* **EXERCISE DIRECTIONS**
Restate exactly, and only, the lines from the one with "Output the text content of this document." through the end of the data, with both of those end lines kept. Drop any pictures.

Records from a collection
-- -- --

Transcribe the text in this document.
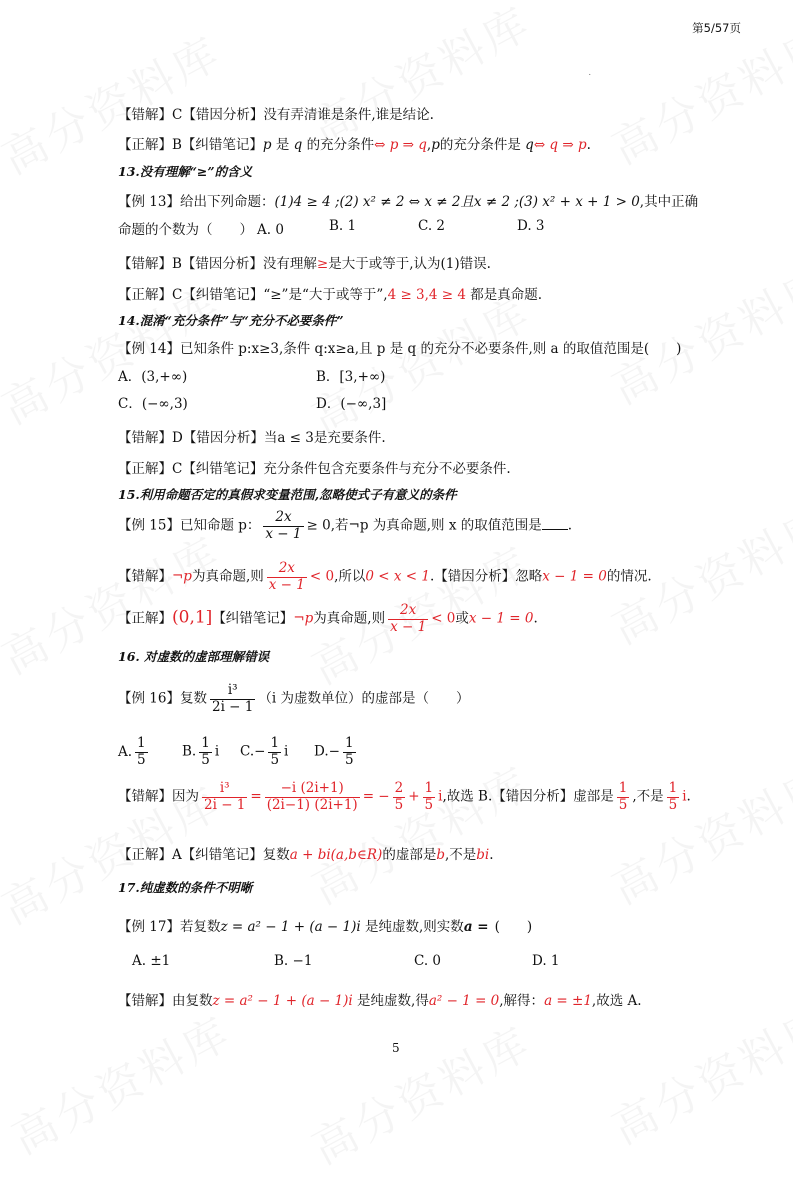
第5/57页
.
【错解】C【错因分析】没有弄清谁是条件,谁是结论.
【正解】B【纠错笔记】p 是 q 的充分条件⇔ p ⇒ q,p的充分条件是 q⇔ q ⇒ p.
13.没有理解“≥”的含义
【例 13】给出下列命题：(1)4 ≥ 4 ;(2) x² ≠ 2 ⇔ x ≠ 2且x ≠ 2 ;(3) x² + x + 1 > 0,其中正确
命题的个数为（　　） A. 0	B. 1	C. 2	D. 3
【错解】B【错因分析】没有理解≥是大于或等于,认为(1)错误.
【正解】C【纠错笔记】“≥”是“大于或等于”,4 ≥ 3,4 ≥ 4 都是真命题.
14.混淆“充分条件”与“充分不必要条件”
【例 14】已知条件 p:x≥3,条件 q:x≥a,且 p 是 q 的充分不必要条件,则 a 的取值范围是(　　)
A．(3,+∞)	B．[3,+∞)
C．(−∞,3)	D．(−∞,3]
【错解】D【错因分析】当a ≤ 3是充要条件.
【正解】C【纠错笔记】充分条件包含充要条件与充分不必要条件.
15.利用命题否定的真假求变量范围,忽略使式子有意义的条件
【例 15】已知命题 p： $\frac{2x}{x - 1} \ge 0$,若¬p 为真命题,则 x 的取值范围是 .
【错解】¬p为真命题,则 $\frac{2x}{x - 1} < 0$,所以0 < x < 1.【错因分析】忽略x − 1 = 0的情况.
【正解】(0,1]【纠错笔记】¬p为真命题,则 $\frac{2x}{x - 1} < 0$或x − 1 = 0.
16. 对虚数的虚部理解错误
【例 16】复数 $\frac{\text{i³}}{2i - 1} (i$ 为虚数单位）的虚部是（　　）
A. $\frac{1}{5}$	B. $\frac{1}{5}$ i $C.- \frac{1}{5}$ i $D.- \frac{1}{5}$
【错解】因为 $\frac{\text{i³}}{2i - 1} = \frac{-i (2i+1)}{(2i-1) (2i+1)}$ = − $\frac{2}{5} + \frac{1}{5} i$,故选 B.【错因分析】虚部是 $\frac{1}{5}$ ,不是 $\frac{1}{5} i$.
【正解】A【纠错笔记】复数a + bi(a,b∈R)的虚部是b,不是bi.
17.纯虚数的条件不明晰
【例 17】若复数z = a² − 1 + (a − 1)i 是纯虚数,则实数a = (　　)
A. ±1	B. −1	C. 0	D. 1
【错解】由复数z = a² − 1 + (a − 1)i 是纯虚数,得a² − 1 = 0,解得：a = ±1,故选 A.
5
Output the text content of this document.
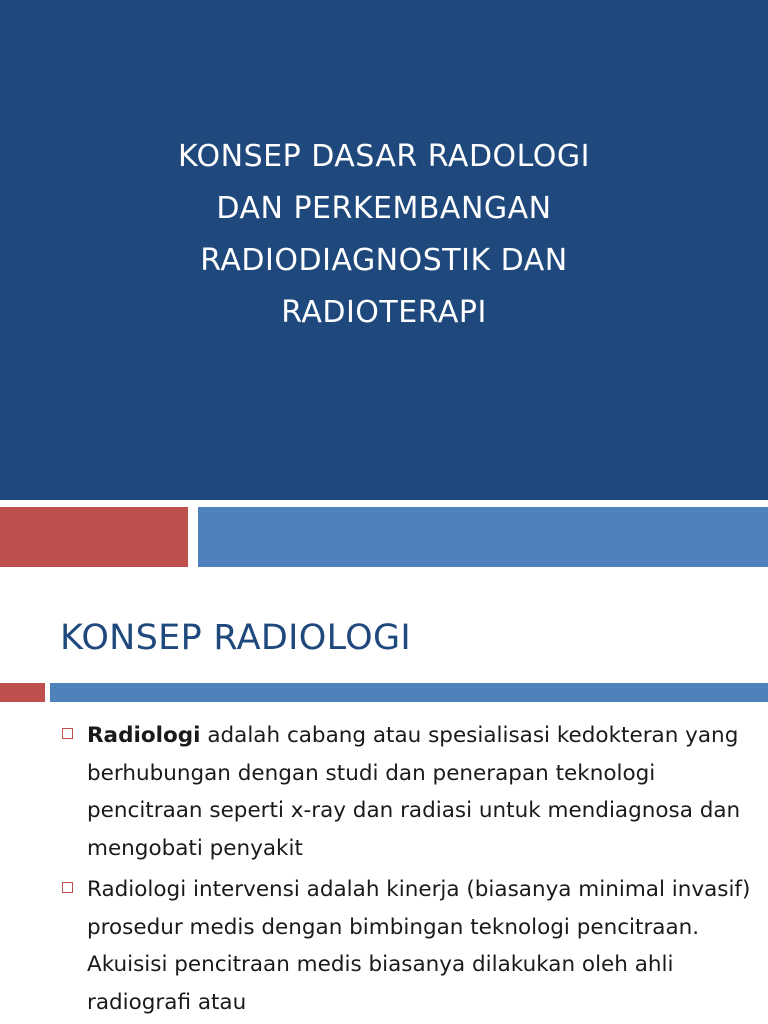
KONSEP DASAR RADOLOGI
DAN PERKEMBANGAN
RADIODIAGNOSTIK DAN
RADIOTERAPI
KONSEP RADIOLOGI
Radiologi adalah cabang atau spesialisasi kedokteran yang berhubungan dengan studi dan penerapan teknologi pencitraan seperti x-ray dan radiasi untuk mendiagnosa dan mengobati penyakit
Radiologi intervensi adalah kinerja (biasanya minimal invasif) prosedur medis dengan bimbingan teknologi pencitraan. Akuisisi pencitraan medis biasanya dilakukan oleh ahli radiografi atau
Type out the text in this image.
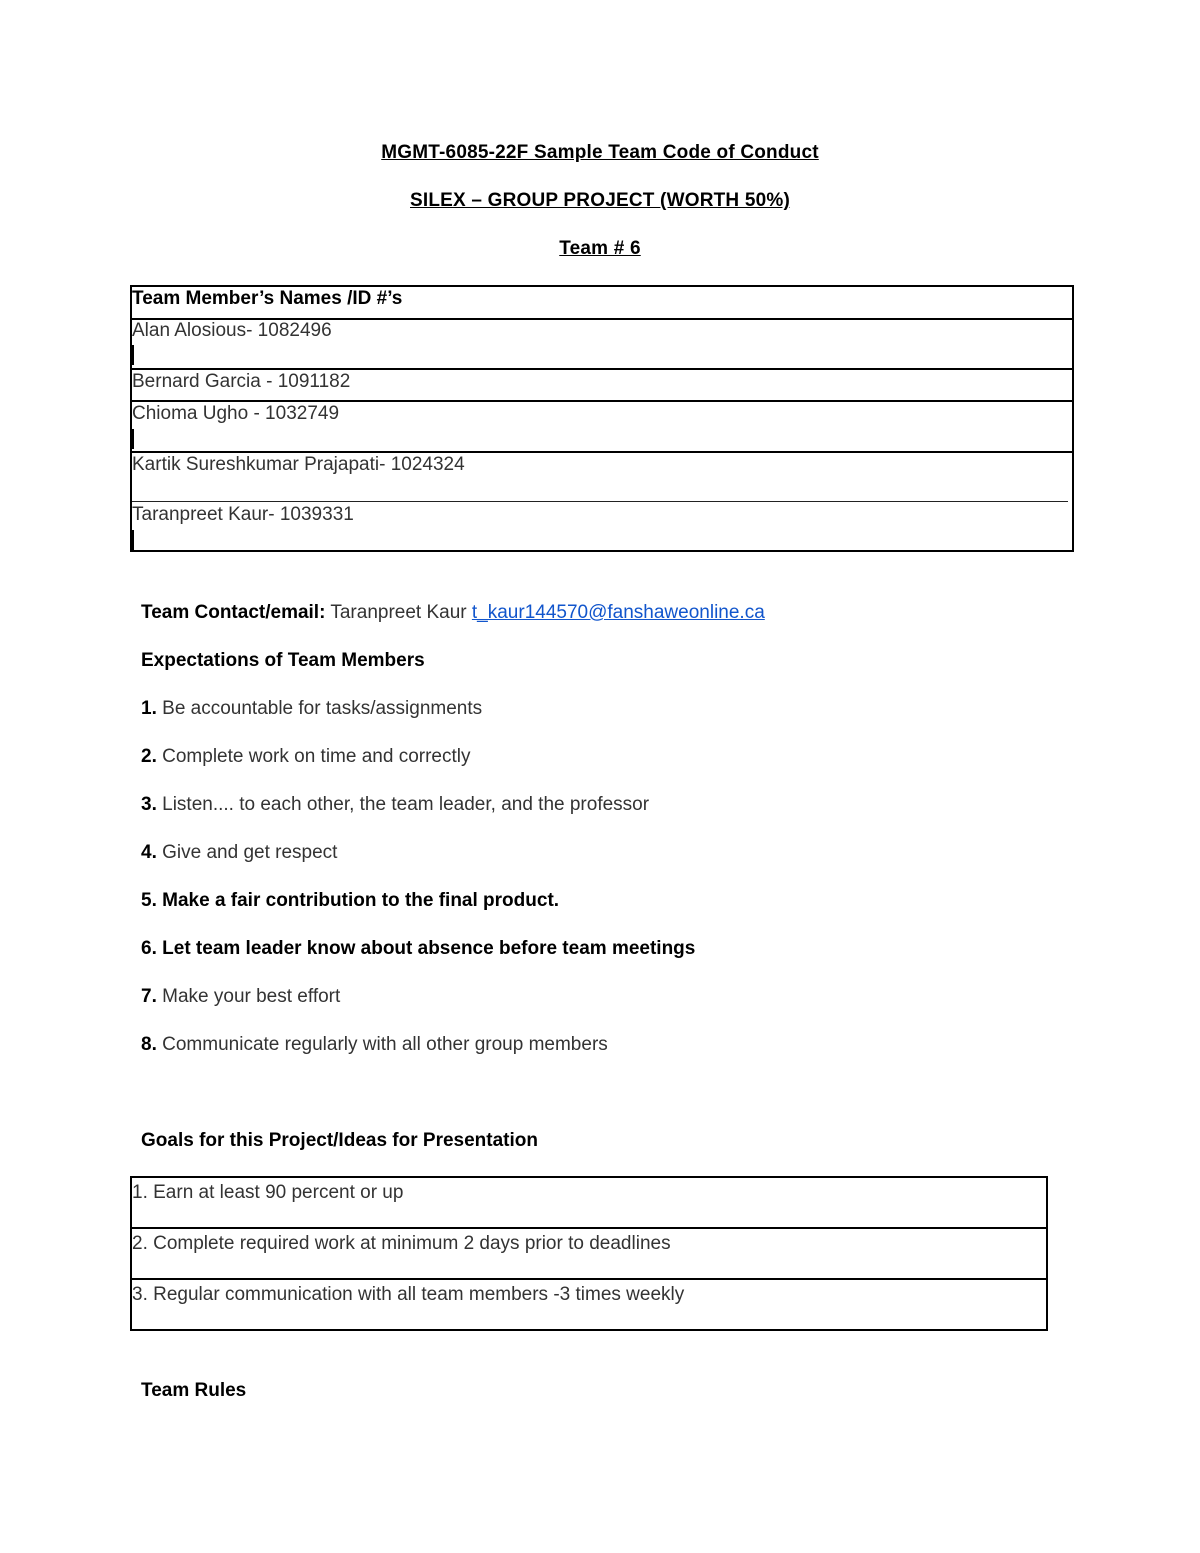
MGMT-6085-22F Sample Team Code of Conduct
SILEX – GROUP PROJECT (WORTH 50%)
Team # 6
Team Member’s Names /ID #’s
Alan Alosious- 1082496
Bernard Garcia - 1091182
Chioma Ugho - 1032749
Kartik Sureshkumar Prajapati- 1024324
Taranpreet Kaur- 1039331
Team Contact/email: Taranpreet Kaur t_kaur144570@fanshaweonline.ca
Expectations of Team Members
1. Be accountable for tasks/assignments
2. Complete work on time and correctly
3. Listen.... to each other, the team leader, and the professor
4. Give and get respect
5. Make a fair contribution to the final product.
6. Let team leader know about absence before team meetings
7. Make your best effort
8. Communicate regularly with all other group members
Goals for this Project/Ideas for Presentation
1. Earn at least 90 percent or up
2. Complete required work at minimum 2 days prior to deadlines
3. Regular communication with all team members -3 times weekly
Team Rules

-- -- --

* **RESULT BELOW**
Output the text content of this document.
KONSEP DASAR RADOLOGI
DAN PERKEMBANGAN
RADIODIAGNOSTIK DAN
RADIOTERAPI
KONSEP RADIOLOGI
Radiologi adalah cabang atau spesialisasi kedokteran yang berhubungan dengan studi dan penerapan teknologi pencitraan seperti x-ray dan radiasi untuk mendiagnosa dan mengobati penyakit
Radiologi intervensi adalah kinerja (biasanya minimal invasif) prosedur medis dengan bimbingan teknologi pencitraan. Akuisisi pencitraan medis biasanya dilakukan oleh ahli radiografi atau
Type out the text in this image.
MGMT-6085-22F Sample Team Code of Conduct
SILEX – GROUP PROJECT (WORTH 50%)
Team # 6
Team Member’s Names /ID #’s
Alan Alosious- 1082496
Bernard Garcia - 1091182
Chioma Ugho - 1032749
Kartik Sureshkumar Prajapati- 1024324
Taranpreet Kaur- 1039331
Team Contact/email: Taranpreet Kaur t_kaur144570@fanshaweonline.ca
Expectations of Team Members
1. Be accountable for tasks/assignments
2. Complete work on time and correctly
3. Listen.... to each other, the team leader, and the professor
4. Give and get respect
5. Make a fair contribution to the final product.
6. Let team leader know about absence before team meetings
7. Make your best effort
8. Communicate regularly with all other group members
Goals for this Project/Ideas for Presentation
1. Earn at least 90 percent or up
2. Complete required work at minimum 2 days prior to deadlines
3. Regular communication with all team members -3 times weekly
Team Rules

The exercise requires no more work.